**Data records:**
────
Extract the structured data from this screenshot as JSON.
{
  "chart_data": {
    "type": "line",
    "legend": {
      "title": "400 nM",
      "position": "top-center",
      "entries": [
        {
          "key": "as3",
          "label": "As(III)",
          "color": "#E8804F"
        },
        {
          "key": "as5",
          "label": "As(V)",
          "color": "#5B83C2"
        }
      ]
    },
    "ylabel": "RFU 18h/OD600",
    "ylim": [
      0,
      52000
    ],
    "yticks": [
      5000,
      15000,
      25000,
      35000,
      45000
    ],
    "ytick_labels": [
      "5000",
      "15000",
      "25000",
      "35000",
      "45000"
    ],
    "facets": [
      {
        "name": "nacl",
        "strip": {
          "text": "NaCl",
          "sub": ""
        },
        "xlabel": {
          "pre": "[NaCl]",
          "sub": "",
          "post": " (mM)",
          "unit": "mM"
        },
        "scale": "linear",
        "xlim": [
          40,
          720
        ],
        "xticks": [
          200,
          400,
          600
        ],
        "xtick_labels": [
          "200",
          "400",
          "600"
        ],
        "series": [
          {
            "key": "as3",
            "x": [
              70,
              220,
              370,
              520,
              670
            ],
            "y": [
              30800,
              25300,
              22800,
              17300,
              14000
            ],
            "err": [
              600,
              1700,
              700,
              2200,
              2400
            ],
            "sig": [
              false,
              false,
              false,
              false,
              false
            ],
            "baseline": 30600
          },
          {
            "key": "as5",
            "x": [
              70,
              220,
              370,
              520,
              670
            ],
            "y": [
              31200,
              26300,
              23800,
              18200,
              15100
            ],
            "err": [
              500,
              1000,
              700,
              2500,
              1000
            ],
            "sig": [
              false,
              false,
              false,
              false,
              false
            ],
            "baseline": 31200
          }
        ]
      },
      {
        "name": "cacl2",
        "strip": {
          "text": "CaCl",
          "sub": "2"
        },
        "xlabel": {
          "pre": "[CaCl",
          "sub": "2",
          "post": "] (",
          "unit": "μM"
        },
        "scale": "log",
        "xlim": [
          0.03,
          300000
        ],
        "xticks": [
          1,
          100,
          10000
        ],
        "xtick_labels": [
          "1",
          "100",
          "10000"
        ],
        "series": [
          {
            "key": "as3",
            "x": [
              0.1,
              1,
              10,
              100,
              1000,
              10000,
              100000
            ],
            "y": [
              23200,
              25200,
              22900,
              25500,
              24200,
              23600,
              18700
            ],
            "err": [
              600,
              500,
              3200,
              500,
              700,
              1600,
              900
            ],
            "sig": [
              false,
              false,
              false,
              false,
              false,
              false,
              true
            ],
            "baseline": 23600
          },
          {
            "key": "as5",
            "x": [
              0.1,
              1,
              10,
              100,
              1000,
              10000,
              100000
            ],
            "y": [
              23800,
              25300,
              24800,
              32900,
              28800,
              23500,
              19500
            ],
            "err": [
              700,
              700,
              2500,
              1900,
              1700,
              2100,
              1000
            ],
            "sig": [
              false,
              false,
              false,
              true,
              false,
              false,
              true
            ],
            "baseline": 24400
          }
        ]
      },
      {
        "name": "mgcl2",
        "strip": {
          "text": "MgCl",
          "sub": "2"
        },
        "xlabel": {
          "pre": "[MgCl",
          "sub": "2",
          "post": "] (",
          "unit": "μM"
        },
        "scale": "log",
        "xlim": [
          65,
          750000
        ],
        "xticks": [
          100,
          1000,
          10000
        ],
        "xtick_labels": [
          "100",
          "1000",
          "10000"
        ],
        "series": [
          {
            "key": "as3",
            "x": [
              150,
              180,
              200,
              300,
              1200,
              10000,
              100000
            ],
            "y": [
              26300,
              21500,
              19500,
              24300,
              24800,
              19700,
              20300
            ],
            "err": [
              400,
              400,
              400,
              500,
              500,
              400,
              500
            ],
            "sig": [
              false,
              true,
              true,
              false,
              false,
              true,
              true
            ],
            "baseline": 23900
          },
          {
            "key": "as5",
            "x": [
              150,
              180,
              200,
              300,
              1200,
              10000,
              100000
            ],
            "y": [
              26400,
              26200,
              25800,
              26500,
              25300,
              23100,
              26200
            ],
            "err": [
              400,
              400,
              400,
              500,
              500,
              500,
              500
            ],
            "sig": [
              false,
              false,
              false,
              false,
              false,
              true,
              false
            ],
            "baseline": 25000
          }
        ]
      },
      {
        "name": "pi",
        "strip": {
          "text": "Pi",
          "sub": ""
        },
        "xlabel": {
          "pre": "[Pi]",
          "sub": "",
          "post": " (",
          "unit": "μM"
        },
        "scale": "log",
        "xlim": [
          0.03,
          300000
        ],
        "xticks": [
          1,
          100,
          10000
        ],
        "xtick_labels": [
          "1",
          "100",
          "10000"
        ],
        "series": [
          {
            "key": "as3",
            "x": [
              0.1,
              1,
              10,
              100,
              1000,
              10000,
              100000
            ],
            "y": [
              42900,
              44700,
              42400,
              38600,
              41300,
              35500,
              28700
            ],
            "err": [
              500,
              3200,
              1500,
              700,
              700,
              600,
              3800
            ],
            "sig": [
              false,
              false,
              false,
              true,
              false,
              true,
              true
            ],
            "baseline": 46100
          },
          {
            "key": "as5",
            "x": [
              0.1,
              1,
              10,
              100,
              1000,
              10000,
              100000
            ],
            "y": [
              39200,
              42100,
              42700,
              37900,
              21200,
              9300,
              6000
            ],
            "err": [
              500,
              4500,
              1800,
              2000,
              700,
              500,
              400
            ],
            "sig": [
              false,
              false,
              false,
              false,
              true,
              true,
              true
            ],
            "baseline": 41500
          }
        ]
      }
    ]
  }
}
────
**Goal:** Copy each line of the data exactly, leaving nothing out.

**Output below:**
Extract the structured data from this screenshot as JSON.
{
  "chart_data": {
    "type": "line",
    "legend": {
      "title": "400 nM",
      "position": "top-center",
      "entries": [
        {
          "key": "as3",
          "label": "As(III)",
          "color": "#E8804F"
        },
        {
          "key": "as5",
          "label": "As(V)",
          "color": "#5B83C2"
        }
      ]
    },
    "ylabel": "RFU 18h/OD600",
    "ylim": [
      0,
      52000
    ],
    "yticks": [
      5000,
      15000,
      25000,
      35000,
      45000
    ],
    "ytick_labels": [
      "5000",
      "15000",
      "25000",
      "35000",
      "45000"
    ],
    "facets": [
      {
        "name": "nacl",
        "strip": {
          "text": "NaCl",
          "sub": ""
        },
        "xlabel": {
          "pre": "[NaCl]",
          "sub": "",
          "post": " (mM)",
          "unit": "mM"
        },
        "scale": "linear",
        "xlim": [
          40,
          720
        ],
        "xticks": [
          200,
          400,
          600
        ],
        "xtick_labels": [
          "200",
          "400",
          "600"
        ],
        "series": [
          {
            "key": "as3",
            "x": [
              70,
              220,
              370,
              520,
              670
            ],
            "y": [
              30800,
              25300,
              22800,
              17300,
              14000
            ],
            "err": [
              600,
              1700,
              700,
              2200,
              2400
            ],
            "sig": [
              false,
              false,
              false,
              false,
              false
            ],
            "baseline": 30600
          },
          {
            "key": "as5",
            "x": [
              70,
              220,
              370,
              520,
              670
            ],
            "y": [
              31200,
              26300,
              23800,
              18200,
              15100
            ],
            "err": [
              500,
              1000,
              700,
              2500,
              1000
            ],
            "sig": [
              false,
              false,
              false,
              false,
              false
            ],
            "baseline": 31200
          }
        ]
      },
      {
        "name": "cacl2",
        "strip": {
          "text": "CaCl",
          "sub": "2"
        },
        "xlabel": {
          "pre": "[CaCl",
          "sub": "2",
          "post": "] (",
          "unit": "μM"
        },
        "scale": "log",
        "xlim": [
          0.03,
          300000
        ],
        "xticks": [
          1,
          100,
          10000
        ],
        "xtick_labels": [
          "1",
          "100",
          "10000"
        ],
        "series": [
          {
            "key": "as3",
            "x": [
              0.1,
              1,
              10,
              100,
              1000,
              10000,
              100000
            ],
            "y": [
              23200,
              25200,
              22900,
              25500,
              24200,
              23600,
              18700
            ],
            "err": [
              600,
              500,
              3200,
              500,
              700,
              1600,
              900
            ],
            "sig": [
              false,
              false,
              false,
              false,
              false,
              false,
              true
            ],
            "baseline": 23600
          },
          {
            "key": "as5",
            "x": [
              0.1,
              1,
              10,
              100,
              1000,
              10000,
              100000
            ],
            "y": [
              23800,
              25300,
              24800,
              32900,
              28800,
              23500,
              19500
            ],
            "err": [
              700,
              700,
              2500,
              1900,
              1700,
              2100,
              1000
            ],
            "sig": [
              false,
              false,
              false,
              true,
              false,
              false,
              true
            ],
            "baseline": 24400
          }
        ]
      },
      {
        "name": "mgcl2",
        "strip": {
          "text": "MgCl",
          "sub": "2"
        },
        "xlabel": {
          "pre": "[MgCl",
          "sub": "2",
          "post": "] (",
          "unit": "μM"
        },
        "scale": "log",
        "xlim": [
          65,
          750000
        ],
        "xticks": [
          100,
          1000,
          10000
        ],
        "xtick_labels": [
          "100",
          "1000",
          "10000"
        ],
        "series": [
          {
            "key": "as3",
            "x": [
              150,
              180,
              200,
              300,
              1200,
              10000,
              100000
            ],
            "y": [
              26300,
              21500,
              19500,
              24300,
              24800,
              19700,
              20300
            ],
            "err": [
              400,
              400,
              400,
              500,
              500,
              400,
              500
            ],
            "sig": [
              false,
              true,
              true,
              false,
              false,
              true,
              true
            ],
            "baseline": 23900
          },
          {
            "key": "as5",
            "x": [
              150,
              180,
              200,
              300,
              1200,
              10000,
              100000
            ],
            "y": [
              26400,
              26200,
              25800,
              26500,
              25300,
              23100,
              26200
            ],
            "err": [
              400,
              400,
              400,
              500,
              500,
              500,
              500
            ],
            "sig": [
              false,
              false,
              false,
              false,
              false,
              true,
              false
            ],
            "baseline": 25000
          }
        ]
      },
      {
        "name": "pi",
        "strip": {
          "text": "Pi",
          "sub": ""
        },
        "xlabel": {
          "pre": "[Pi]",
          "sub": "",
          "post": " (",
          "unit": "μM"
        },
        "scale": "log",
        "xlim": [
          0.03,
          300000
        ],
        "xticks": [
          1,
          100,
          10000
        ],
        "xtick_labels": [
          "1",
          "100",
          "10000"
        ],
        "series": [
          {
            "key": "as3",
            "x": [
              0.1,
              1,
              10,
              100,
              1000,
              10000,
              100000
            ],
            "y": [
              42900,
              44700,
              42400,
              38600,
              41300,
              35500,
              28700
            ],
            "err": [
              500,
              3200,
              1500,
              700,
              700,
              600,
              3800
            ],
            "sig": [
              false,
              false,
              false,
              true,
              false,
              true,
              true
            ],
            "baseline": 46100
          },
          {
            "key": "as5",
            "x": [
              0.1,
              1,
              10,
              100,
              1000,
              10000,
              100000
            ],
            "y": [
              39200,
              42100,
              42700,
              37900,
              21200,
              9300,
              6000
            ],
            "err": [
              500,
              4500,
              1800,
              2000,
              700,
              500,
              400
            ],
            "sig": [
              false,
              false,
              false,
              false,
              true,
              true,
              true
            ],
            "baseline": 41500
          }
        ]
      }
    ]
  }
}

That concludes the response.